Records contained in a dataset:

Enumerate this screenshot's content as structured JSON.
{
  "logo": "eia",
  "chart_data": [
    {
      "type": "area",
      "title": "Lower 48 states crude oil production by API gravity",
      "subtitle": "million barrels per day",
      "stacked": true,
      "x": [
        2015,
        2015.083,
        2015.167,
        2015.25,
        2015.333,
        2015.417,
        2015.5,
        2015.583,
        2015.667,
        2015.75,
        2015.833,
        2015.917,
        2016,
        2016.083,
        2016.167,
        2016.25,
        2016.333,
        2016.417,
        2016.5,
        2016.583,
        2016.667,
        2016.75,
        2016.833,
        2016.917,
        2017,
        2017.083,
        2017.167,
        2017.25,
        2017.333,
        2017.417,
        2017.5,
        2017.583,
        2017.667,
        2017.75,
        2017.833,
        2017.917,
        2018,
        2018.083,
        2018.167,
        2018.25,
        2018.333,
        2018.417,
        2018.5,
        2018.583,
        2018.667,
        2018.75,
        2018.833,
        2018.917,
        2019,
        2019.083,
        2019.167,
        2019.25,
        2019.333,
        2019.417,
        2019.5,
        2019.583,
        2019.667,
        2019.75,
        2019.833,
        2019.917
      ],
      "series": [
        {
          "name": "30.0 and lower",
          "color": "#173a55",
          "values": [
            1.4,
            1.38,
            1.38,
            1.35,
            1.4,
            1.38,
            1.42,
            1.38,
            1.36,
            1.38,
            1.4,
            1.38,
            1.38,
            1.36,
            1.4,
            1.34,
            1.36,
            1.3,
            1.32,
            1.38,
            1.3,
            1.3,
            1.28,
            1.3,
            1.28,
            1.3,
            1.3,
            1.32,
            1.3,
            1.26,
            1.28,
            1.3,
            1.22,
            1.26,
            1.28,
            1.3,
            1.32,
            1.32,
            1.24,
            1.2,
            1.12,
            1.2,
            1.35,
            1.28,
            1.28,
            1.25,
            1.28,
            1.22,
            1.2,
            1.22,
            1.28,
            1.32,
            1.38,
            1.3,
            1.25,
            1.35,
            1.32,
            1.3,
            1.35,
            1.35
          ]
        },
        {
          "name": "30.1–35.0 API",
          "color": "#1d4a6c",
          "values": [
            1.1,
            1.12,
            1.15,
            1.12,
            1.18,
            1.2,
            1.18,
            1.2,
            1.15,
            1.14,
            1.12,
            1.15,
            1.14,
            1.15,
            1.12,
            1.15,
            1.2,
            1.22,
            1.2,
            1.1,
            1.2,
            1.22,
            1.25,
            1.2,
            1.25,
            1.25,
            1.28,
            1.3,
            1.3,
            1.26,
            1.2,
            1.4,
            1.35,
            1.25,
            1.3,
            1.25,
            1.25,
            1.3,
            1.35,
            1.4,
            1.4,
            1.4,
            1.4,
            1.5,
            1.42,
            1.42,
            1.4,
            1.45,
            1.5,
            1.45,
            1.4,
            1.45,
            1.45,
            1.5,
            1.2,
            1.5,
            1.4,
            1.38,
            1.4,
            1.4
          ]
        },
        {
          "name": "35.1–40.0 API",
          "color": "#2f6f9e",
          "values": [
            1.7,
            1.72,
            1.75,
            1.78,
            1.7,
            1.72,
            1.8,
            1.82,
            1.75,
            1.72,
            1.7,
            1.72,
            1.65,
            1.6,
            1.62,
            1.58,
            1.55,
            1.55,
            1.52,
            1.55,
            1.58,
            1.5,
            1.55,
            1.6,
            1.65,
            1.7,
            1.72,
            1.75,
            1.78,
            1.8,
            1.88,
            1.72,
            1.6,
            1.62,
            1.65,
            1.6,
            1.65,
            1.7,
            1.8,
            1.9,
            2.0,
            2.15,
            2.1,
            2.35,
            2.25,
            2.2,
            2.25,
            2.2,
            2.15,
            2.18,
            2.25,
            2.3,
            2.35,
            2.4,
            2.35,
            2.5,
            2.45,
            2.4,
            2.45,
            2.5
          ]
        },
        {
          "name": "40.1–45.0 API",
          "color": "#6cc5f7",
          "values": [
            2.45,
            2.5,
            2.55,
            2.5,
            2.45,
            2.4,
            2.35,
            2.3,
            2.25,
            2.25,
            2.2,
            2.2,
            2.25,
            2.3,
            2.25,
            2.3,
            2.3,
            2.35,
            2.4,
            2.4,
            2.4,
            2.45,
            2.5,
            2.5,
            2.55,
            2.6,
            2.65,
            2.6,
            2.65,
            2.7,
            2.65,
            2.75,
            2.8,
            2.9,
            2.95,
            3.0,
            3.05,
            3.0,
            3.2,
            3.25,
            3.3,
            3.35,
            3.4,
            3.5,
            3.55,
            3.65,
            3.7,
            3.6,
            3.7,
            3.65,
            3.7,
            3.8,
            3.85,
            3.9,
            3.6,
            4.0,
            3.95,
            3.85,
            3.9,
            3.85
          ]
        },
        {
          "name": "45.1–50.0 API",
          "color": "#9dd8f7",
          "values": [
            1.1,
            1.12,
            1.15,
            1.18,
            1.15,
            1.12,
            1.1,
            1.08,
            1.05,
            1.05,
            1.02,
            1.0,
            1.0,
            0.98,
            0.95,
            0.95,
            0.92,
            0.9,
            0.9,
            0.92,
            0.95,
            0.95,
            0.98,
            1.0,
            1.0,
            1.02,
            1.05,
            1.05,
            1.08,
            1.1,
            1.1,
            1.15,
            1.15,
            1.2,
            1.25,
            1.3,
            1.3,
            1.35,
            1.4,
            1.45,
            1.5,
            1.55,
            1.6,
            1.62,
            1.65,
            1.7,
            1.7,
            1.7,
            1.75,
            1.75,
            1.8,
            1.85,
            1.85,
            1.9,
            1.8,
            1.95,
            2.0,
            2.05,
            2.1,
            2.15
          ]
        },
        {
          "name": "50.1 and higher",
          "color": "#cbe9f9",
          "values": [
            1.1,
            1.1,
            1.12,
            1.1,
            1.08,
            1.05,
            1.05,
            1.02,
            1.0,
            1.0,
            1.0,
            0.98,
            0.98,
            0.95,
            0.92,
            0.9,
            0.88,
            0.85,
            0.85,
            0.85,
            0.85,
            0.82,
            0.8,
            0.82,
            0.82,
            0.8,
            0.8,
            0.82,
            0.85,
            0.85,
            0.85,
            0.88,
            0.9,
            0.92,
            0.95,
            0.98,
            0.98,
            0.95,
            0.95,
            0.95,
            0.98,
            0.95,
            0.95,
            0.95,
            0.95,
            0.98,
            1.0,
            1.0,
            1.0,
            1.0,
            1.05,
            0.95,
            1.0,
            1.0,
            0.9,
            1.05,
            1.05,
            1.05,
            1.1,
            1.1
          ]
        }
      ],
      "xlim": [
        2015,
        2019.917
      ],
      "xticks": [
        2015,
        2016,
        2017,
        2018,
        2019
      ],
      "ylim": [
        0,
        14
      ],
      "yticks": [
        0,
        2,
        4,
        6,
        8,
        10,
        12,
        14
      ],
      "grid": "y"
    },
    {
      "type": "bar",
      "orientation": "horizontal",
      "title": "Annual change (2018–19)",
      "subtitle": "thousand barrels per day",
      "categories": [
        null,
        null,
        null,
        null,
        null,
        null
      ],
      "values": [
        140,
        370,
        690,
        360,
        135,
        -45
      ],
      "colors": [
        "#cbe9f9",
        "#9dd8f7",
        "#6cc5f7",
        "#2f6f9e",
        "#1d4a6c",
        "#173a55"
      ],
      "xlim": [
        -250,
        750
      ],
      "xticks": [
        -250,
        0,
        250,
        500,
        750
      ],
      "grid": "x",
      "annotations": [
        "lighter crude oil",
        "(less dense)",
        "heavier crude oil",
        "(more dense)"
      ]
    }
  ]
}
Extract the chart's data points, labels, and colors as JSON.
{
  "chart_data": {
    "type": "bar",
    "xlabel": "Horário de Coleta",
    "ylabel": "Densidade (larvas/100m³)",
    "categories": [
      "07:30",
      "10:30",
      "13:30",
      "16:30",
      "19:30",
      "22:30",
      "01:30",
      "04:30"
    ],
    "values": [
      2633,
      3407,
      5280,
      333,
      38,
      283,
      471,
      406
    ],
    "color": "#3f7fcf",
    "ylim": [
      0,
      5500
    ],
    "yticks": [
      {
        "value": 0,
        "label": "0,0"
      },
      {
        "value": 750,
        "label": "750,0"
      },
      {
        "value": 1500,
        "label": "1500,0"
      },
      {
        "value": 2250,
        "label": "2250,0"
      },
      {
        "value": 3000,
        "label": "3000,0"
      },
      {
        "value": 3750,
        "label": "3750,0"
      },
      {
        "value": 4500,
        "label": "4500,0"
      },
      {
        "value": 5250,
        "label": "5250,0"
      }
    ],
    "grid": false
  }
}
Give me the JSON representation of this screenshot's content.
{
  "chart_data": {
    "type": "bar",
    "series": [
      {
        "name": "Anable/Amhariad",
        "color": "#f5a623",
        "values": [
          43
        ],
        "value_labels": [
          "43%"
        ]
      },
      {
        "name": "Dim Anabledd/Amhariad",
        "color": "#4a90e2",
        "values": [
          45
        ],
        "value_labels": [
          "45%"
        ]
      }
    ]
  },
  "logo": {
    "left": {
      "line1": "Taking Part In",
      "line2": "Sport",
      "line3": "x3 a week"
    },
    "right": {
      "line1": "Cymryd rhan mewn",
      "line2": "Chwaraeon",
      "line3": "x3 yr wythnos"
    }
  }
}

▸ **Your objective**: Pick each line holding the word "crude" out of the data and copy it.

▸ **Task response**:
      "title": "Lower 48 states crude oil production by API gravity",
        "lighter crude oil",
        "heavier crude oil",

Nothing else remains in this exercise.